* _Exercise prompt_
Count every line in the entries that follow where the word "from" appears, then state only the total.

Dataset records:
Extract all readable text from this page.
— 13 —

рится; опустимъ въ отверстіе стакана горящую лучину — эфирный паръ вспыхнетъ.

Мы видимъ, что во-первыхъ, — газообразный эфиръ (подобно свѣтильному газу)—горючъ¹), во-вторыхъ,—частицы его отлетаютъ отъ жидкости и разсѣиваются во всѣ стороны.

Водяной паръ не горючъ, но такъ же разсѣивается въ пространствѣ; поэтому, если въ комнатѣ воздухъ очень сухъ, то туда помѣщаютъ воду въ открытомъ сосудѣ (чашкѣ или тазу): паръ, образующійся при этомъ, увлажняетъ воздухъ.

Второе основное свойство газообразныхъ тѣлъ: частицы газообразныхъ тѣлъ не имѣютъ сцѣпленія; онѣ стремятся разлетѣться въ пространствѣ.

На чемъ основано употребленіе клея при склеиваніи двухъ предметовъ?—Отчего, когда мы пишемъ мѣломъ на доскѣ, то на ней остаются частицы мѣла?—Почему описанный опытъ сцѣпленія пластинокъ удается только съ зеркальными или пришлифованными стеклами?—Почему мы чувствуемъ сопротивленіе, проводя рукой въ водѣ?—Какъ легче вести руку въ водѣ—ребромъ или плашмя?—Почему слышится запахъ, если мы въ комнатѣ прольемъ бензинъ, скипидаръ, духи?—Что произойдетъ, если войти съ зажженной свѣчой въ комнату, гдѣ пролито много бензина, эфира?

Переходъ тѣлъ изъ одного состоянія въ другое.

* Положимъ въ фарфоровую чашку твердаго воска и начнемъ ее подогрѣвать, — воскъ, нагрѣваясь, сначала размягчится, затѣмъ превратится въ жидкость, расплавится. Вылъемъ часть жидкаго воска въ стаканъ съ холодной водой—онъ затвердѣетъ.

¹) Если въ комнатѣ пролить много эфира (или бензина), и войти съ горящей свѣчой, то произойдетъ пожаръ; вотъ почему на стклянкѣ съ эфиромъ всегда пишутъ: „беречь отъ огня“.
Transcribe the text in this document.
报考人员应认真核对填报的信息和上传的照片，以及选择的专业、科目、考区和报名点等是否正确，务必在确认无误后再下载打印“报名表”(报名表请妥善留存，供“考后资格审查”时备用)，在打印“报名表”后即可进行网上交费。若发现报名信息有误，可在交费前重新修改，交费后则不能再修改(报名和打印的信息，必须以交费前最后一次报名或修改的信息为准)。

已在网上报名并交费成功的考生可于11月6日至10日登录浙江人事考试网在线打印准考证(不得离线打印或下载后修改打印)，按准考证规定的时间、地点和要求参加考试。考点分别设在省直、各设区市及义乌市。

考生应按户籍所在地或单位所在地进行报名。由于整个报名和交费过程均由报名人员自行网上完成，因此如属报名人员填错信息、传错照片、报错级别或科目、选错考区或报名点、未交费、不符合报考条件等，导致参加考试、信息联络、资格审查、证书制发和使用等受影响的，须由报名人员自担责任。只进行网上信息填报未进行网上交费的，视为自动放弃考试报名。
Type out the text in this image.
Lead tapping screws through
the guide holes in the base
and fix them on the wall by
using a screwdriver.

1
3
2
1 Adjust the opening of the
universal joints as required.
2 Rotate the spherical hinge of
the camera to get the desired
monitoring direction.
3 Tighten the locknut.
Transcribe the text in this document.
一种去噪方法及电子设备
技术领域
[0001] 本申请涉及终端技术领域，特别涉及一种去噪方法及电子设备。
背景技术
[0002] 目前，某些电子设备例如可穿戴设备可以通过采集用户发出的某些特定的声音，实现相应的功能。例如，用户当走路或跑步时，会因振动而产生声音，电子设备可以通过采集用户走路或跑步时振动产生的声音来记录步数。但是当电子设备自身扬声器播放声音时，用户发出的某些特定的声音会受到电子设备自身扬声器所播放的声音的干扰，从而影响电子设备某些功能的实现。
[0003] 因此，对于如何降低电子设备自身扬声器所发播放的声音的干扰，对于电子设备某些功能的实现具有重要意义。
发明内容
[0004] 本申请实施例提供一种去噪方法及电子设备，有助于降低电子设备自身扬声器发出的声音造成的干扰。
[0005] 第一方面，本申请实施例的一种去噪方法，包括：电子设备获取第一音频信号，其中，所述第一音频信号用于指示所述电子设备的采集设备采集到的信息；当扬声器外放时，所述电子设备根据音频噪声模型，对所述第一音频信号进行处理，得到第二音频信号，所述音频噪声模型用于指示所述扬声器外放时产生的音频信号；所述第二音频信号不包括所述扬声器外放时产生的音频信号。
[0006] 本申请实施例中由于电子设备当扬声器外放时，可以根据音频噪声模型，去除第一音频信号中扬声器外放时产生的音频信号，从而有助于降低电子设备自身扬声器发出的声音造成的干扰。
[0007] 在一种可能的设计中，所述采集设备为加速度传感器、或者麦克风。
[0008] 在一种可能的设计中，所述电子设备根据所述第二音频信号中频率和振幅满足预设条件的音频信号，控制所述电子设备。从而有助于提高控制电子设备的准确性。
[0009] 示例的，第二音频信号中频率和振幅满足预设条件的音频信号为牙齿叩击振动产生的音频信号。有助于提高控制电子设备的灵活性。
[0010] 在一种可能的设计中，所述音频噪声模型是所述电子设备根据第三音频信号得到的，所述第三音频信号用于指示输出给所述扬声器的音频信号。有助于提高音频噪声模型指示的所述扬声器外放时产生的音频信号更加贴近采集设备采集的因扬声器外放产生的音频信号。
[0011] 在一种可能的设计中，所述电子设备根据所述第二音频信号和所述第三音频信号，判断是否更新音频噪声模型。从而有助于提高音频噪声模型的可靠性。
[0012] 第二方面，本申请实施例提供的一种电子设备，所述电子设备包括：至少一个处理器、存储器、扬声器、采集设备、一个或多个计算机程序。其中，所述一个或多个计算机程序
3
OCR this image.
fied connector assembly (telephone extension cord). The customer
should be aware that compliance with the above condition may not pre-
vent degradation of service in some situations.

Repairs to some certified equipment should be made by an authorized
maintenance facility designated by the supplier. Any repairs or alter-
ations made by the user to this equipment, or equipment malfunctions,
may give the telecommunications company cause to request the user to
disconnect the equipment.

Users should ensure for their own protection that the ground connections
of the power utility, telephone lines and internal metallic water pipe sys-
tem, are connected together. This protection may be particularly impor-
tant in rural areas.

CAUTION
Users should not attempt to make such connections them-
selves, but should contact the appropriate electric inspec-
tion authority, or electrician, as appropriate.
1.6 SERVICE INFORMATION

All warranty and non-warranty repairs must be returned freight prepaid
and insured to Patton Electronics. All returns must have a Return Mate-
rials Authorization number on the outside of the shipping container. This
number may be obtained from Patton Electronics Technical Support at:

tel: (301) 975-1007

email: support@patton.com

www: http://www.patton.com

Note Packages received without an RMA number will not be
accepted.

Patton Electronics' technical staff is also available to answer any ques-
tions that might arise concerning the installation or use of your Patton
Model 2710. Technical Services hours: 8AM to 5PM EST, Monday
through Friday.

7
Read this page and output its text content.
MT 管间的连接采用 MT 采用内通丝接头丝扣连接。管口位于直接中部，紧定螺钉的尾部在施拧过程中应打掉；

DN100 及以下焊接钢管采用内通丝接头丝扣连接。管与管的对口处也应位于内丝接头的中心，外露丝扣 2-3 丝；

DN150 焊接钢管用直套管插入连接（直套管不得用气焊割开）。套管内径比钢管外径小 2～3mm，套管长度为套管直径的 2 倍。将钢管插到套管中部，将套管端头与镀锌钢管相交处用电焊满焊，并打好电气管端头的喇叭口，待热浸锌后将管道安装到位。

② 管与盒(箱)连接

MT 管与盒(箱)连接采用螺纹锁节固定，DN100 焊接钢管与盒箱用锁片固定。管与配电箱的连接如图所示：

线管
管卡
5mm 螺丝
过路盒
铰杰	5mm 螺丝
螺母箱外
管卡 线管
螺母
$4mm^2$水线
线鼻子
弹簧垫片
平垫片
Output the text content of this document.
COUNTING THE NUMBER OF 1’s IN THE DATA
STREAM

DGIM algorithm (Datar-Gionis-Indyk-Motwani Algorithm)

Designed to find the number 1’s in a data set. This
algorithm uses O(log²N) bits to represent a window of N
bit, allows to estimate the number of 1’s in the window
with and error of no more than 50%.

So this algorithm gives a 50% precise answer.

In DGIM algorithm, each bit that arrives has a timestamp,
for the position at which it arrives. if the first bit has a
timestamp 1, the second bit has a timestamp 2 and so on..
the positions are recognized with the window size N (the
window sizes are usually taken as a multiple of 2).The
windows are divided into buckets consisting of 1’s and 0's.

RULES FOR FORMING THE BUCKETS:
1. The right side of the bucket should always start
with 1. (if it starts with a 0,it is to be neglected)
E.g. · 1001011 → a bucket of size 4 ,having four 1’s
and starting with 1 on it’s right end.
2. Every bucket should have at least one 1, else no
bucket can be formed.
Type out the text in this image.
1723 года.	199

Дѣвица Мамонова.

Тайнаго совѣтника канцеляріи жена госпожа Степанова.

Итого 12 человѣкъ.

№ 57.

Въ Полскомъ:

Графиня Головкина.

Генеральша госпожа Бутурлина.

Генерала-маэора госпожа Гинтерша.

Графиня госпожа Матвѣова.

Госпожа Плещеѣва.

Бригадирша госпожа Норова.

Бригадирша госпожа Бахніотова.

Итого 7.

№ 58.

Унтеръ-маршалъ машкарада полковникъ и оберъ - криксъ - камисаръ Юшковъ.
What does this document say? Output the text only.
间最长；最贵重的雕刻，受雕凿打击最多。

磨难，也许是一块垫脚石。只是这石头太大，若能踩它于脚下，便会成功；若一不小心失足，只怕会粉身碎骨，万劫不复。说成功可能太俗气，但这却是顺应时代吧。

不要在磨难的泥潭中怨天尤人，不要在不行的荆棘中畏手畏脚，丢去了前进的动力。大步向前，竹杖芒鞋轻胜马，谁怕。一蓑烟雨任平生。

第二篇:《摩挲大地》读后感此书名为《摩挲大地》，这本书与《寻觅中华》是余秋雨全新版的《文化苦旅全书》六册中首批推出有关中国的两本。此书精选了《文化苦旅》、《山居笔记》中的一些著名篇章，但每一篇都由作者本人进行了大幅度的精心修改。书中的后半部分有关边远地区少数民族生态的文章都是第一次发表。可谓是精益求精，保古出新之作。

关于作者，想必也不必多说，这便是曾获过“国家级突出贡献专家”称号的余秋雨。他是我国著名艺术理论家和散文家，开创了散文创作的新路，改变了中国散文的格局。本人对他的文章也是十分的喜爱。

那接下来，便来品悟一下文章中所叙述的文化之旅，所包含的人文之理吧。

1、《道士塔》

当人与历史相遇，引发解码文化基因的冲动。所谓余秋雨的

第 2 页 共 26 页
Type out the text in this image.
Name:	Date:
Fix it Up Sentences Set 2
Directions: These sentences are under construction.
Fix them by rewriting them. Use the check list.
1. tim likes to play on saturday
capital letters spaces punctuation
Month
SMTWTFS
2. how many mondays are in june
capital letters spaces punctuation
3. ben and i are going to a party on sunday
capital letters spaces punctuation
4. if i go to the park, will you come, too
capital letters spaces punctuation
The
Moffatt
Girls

* _Task response_
2